#### Exercise aim:
Determine the number of lines where "XVII" occurs and reply with that number by itself.

#### Input data:
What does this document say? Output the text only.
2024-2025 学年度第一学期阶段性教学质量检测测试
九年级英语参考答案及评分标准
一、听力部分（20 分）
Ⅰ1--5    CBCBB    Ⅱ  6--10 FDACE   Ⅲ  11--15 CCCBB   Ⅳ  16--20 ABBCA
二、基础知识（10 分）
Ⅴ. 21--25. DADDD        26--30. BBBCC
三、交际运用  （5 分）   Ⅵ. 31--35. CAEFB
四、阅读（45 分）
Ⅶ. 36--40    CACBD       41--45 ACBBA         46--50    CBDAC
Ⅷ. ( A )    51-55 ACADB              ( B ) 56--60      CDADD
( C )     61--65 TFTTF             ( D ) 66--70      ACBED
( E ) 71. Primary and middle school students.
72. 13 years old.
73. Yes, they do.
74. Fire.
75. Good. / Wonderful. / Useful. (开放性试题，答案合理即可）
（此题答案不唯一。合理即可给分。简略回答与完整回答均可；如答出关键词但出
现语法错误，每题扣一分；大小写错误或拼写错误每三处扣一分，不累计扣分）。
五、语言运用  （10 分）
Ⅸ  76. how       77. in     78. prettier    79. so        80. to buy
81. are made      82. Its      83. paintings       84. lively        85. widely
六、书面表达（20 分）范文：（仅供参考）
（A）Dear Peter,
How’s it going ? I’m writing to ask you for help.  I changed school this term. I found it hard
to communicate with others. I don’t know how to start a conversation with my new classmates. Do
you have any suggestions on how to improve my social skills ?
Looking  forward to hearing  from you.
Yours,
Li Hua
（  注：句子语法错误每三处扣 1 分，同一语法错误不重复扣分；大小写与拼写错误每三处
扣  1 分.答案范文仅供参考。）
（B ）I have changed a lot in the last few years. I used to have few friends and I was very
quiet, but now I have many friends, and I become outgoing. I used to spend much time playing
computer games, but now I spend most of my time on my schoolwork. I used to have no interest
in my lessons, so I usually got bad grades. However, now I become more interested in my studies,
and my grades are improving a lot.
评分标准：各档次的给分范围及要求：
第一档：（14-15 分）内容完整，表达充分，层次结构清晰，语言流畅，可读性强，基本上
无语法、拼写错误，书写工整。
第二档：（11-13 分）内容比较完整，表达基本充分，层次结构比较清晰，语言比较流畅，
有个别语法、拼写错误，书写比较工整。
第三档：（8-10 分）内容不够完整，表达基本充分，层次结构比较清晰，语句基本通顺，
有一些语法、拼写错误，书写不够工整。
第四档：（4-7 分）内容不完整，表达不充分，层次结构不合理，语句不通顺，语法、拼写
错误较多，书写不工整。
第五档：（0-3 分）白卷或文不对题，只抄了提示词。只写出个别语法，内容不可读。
==
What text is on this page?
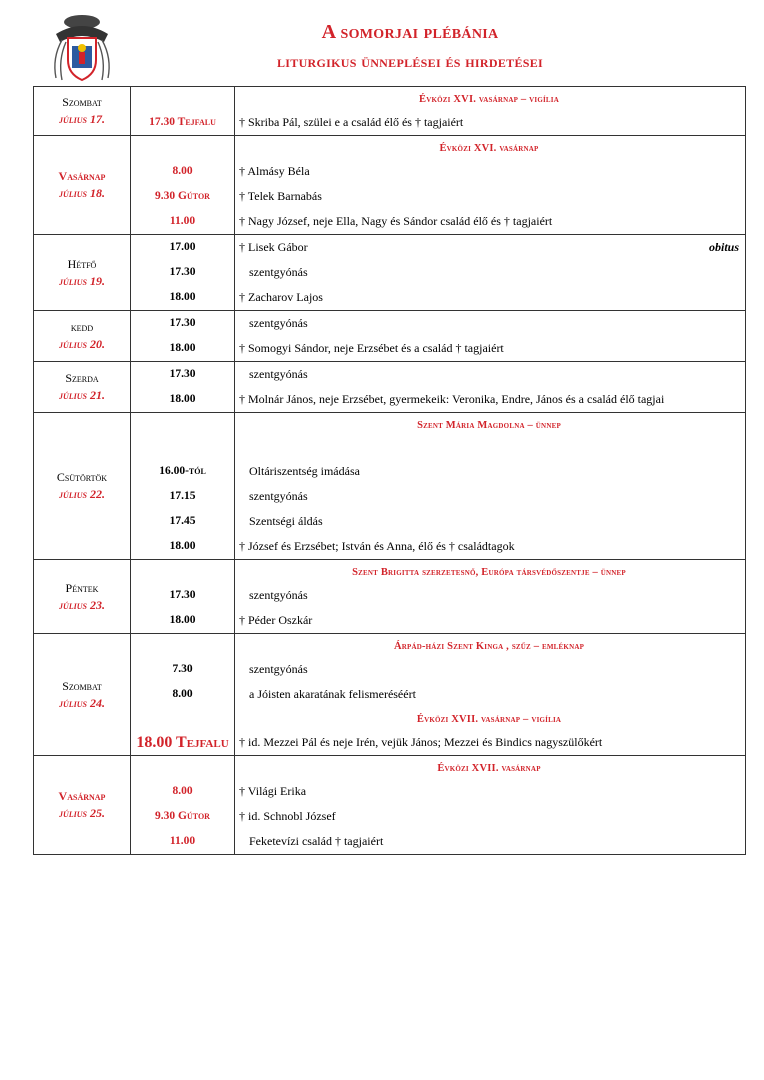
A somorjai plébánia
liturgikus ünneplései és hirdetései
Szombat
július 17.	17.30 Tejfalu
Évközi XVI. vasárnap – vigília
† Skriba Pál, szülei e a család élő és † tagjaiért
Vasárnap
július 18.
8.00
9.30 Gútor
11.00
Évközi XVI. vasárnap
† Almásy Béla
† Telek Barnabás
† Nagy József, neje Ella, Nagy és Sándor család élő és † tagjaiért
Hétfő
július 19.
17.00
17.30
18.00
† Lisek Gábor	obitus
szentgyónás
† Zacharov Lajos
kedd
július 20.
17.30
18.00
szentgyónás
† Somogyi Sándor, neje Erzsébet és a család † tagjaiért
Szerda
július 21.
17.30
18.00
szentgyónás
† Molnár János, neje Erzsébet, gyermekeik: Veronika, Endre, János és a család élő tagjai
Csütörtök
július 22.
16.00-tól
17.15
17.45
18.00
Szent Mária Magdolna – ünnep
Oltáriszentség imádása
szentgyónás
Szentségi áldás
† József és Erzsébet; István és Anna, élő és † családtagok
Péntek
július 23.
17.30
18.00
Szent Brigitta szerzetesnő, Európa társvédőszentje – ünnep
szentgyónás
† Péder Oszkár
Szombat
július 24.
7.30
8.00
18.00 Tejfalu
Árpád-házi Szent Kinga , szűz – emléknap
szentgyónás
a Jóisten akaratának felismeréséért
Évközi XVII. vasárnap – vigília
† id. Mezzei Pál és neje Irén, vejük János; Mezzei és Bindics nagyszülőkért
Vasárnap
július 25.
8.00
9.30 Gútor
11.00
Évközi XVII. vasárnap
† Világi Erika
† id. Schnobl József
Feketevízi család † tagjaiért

#### Result for this task:
2